━━ STORED RECORDS

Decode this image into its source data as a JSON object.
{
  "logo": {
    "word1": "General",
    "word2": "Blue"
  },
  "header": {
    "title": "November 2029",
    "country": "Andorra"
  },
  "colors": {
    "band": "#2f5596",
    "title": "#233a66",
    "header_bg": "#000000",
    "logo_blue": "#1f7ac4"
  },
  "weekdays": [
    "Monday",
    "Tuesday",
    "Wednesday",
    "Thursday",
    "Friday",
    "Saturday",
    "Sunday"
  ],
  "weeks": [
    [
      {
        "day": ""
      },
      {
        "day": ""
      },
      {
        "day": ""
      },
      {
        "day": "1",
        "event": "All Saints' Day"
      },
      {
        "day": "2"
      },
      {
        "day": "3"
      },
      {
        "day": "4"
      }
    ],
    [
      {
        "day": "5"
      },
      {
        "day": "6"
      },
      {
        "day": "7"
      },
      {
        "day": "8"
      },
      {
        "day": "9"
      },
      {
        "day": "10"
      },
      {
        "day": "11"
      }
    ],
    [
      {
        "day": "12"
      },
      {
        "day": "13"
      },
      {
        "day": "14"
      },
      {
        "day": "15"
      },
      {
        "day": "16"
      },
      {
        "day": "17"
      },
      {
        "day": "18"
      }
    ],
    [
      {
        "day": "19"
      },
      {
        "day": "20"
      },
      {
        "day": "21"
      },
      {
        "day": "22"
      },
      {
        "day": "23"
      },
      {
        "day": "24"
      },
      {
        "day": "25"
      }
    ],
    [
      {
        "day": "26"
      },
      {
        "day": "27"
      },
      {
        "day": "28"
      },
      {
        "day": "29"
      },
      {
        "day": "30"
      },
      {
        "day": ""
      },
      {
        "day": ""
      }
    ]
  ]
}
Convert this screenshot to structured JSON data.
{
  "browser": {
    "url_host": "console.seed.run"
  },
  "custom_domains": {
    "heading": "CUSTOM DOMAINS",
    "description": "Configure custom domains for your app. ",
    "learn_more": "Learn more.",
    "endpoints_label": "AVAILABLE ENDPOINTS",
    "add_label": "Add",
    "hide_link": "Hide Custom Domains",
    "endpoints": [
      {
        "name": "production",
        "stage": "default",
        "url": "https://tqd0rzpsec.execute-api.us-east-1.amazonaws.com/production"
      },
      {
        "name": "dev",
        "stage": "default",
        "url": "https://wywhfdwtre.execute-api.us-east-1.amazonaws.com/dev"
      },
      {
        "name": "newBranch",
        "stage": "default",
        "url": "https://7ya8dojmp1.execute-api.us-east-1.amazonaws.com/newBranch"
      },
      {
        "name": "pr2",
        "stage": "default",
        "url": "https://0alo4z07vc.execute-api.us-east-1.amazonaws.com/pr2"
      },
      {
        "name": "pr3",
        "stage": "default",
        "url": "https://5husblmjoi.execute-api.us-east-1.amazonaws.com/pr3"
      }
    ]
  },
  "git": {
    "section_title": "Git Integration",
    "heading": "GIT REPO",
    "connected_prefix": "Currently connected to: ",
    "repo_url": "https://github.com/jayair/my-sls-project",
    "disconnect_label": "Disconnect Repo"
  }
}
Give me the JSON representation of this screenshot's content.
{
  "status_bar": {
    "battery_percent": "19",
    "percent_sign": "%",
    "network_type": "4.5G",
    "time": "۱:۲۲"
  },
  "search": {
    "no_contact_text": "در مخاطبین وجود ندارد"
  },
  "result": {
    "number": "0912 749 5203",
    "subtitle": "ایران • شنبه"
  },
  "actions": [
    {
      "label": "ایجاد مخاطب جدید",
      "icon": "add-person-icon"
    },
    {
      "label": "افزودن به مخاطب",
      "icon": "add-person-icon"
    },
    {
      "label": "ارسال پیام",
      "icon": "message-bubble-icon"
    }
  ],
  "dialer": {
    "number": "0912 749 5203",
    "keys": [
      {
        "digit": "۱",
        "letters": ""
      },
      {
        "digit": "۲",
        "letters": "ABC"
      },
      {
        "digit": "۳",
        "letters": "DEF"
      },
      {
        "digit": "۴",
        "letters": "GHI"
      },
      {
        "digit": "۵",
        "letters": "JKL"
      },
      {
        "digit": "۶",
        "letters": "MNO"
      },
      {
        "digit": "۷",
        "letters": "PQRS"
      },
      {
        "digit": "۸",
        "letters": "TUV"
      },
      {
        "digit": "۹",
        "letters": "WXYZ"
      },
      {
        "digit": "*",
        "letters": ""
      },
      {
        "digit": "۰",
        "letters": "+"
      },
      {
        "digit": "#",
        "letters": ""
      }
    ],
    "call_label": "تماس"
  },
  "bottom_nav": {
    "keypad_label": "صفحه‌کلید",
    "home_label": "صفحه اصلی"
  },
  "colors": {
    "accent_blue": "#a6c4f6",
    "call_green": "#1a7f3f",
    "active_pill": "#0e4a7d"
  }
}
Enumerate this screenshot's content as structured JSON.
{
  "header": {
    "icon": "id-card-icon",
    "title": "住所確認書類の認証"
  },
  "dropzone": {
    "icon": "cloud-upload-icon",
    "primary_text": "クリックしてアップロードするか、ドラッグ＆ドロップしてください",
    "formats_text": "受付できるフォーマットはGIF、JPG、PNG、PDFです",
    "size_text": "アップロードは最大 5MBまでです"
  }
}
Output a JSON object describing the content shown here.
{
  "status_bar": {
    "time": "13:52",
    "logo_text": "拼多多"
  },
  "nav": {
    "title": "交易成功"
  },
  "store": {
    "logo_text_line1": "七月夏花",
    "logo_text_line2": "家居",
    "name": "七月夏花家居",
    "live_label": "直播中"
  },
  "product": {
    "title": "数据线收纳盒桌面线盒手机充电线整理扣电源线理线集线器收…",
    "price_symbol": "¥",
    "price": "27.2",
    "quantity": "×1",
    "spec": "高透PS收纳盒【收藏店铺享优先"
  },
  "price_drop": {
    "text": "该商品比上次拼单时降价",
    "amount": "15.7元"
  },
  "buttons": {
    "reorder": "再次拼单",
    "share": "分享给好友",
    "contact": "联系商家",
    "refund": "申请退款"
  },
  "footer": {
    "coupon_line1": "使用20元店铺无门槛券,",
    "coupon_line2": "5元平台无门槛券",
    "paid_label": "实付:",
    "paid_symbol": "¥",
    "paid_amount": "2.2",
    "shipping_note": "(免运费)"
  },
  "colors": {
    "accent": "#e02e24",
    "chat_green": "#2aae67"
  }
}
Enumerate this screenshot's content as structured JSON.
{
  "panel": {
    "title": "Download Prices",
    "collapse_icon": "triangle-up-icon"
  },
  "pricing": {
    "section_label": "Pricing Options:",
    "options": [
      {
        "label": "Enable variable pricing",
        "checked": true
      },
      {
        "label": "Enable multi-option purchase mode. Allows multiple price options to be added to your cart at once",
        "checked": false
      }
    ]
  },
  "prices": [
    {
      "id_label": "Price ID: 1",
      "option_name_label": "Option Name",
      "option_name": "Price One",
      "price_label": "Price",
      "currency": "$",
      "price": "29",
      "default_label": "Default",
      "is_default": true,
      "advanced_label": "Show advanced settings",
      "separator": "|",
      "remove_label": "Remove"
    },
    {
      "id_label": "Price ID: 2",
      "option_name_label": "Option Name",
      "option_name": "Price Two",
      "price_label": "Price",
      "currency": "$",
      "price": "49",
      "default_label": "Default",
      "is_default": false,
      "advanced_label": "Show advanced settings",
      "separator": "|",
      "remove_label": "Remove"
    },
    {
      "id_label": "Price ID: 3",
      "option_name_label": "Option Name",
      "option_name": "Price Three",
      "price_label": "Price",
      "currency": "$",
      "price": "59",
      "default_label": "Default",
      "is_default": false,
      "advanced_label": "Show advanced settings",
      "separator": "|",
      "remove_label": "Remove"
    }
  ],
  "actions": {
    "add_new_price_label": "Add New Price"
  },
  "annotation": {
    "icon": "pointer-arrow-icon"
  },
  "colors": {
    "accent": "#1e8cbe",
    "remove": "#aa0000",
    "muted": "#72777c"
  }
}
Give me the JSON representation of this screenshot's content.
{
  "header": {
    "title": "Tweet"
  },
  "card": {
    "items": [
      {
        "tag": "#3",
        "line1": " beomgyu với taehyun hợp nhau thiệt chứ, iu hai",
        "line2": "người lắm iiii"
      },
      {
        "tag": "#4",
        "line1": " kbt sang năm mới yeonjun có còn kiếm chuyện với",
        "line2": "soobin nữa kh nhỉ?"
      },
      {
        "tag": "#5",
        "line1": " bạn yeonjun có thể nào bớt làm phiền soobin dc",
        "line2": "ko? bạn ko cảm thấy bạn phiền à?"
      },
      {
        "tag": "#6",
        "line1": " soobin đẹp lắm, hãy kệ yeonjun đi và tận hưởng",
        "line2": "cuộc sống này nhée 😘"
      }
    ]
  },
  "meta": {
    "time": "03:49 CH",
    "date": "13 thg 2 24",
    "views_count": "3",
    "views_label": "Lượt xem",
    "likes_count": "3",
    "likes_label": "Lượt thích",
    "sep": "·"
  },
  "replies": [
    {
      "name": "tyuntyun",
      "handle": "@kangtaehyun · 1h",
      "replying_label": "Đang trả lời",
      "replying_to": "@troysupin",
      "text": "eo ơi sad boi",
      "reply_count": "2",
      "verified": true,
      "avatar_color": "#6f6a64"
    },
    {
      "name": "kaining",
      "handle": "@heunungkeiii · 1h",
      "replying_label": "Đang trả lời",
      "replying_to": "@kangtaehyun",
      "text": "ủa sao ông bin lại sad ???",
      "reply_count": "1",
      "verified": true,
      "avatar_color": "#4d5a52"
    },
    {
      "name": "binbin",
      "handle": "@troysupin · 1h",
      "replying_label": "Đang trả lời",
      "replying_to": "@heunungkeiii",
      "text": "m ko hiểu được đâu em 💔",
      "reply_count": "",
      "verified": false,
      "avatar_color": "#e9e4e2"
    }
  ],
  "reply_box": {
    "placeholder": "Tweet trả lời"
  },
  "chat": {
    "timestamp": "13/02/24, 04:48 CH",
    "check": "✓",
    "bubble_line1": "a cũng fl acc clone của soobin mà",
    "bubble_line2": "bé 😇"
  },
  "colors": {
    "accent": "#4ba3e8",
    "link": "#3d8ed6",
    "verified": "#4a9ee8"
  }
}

━━━━

Identify all lines where the word "execute" shows up. Copy them.

§ EXERCISE RESULT:
        "url": "https://tqd0rzpsec.execute-api.us-east-1.amazonaws.com/production"
        "url": "https://wywhfdwtre.execute-api.us-east-1.amazonaws.com/dev"
        "url": "https://7ya8dojmp1.execute-api.us-east-1.amazonaws.com/newBranch"
        "url": "https://0alo4z07vc.execute-api.us-east-1.amazonaws.com/pr2"
        "url": "https://5husblmjoi.execute-api.us-east-1.amazonaws.com/pr3"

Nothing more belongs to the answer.